--- start Data shown ---
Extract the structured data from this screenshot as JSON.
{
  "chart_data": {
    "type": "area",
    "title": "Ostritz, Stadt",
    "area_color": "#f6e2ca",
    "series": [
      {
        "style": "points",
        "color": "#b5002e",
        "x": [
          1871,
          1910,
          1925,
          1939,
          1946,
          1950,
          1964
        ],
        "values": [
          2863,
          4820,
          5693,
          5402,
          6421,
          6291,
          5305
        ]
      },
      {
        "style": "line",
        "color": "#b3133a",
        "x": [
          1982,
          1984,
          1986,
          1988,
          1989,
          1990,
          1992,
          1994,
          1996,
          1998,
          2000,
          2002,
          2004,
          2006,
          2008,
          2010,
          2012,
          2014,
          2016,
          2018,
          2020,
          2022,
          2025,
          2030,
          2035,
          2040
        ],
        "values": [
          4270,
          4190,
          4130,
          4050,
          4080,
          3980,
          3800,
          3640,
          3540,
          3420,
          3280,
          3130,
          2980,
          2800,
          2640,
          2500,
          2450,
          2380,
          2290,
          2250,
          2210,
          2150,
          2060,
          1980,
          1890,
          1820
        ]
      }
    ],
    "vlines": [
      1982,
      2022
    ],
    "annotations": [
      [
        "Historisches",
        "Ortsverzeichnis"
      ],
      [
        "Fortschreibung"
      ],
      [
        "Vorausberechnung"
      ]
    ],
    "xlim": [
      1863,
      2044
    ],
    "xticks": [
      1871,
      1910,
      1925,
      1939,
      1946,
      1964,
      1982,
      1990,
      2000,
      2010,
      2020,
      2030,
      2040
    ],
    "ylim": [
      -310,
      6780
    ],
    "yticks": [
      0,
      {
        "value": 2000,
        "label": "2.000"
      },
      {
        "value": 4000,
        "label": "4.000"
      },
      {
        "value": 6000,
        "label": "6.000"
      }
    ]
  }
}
--- end Data shown ---
■ **Written instruction**
Your task is to repeat each line of the material exactly.

■ **Written response**
Extract the structured data from this screenshot as JSON.
{
  "chart_data": {
    "type": "area",
    "title": "Ostritz, Stadt",
    "area_color": "#f6e2ca",
    "series": [
      {
        "style": "points",
        "color": "#b5002e",
        "x": [
          1871,
          1910,
          1925,
          1939,
          1946,
          1950,
          1964
        ],
        "values": [
          2863,
          4820,
          5693,
          5402,
          6421,
          6291,
          5305
        ]
      },
      {
        "style": "line",
        "color": "#b3133a",
        "x": [
          1982,
          1984,
          1986,
          1988,
          1989,
          1990,
          1992,
          1994,
          1996,
          1998,
          2000,
          2002,
          2004,
          2006,
          2008,
          2010,
          2012,
          2014,
          2016,
          2018,
          2020,
          2022,
          2025,
          2030,
          2035,
          2040
        ],
        "values": [
          4270,
          4190,
          4130,
          4050,
          4080,
          3980,
          3800,
          3640,
          3540,
          3420,
          3280,
          3130,
          2980,
          2800,
          2640,
          2500,
          2450,
          2380,
          2290,
          2250,
          2210,
          2150,
          2060,
          1980,
          1890,
          1820
        ]
      }
    ],
    "vlines": [
      1982,
      2022
    ],
    "annotations": [
      [
        "Historisches",
        "Ortsverzeichnis"
      ],
      [
        "Fortschreibung"
      ],
      [
        "Vorausberechnung"
      ]
    ],
    "xlim": [
      1863,
      2044
    ],
    "xticks": [
      1871,
      1910,
      1925,
      1939,
      1946,
      1964,
      1982,
      1990,
      2000,
      2010,
      2020,
      2030,
      2040
    ],
    "ylim": [
      -310,
      6780
    ],
    "yticks": [
      0,
      {
        "value": 2000,
        "label": "2.000"
      },
      {
        "value": 4000,
        "label": "4.000"
      },
      {
        "value": 6000,
        "label": "6.000"
      }
    ]
  }
}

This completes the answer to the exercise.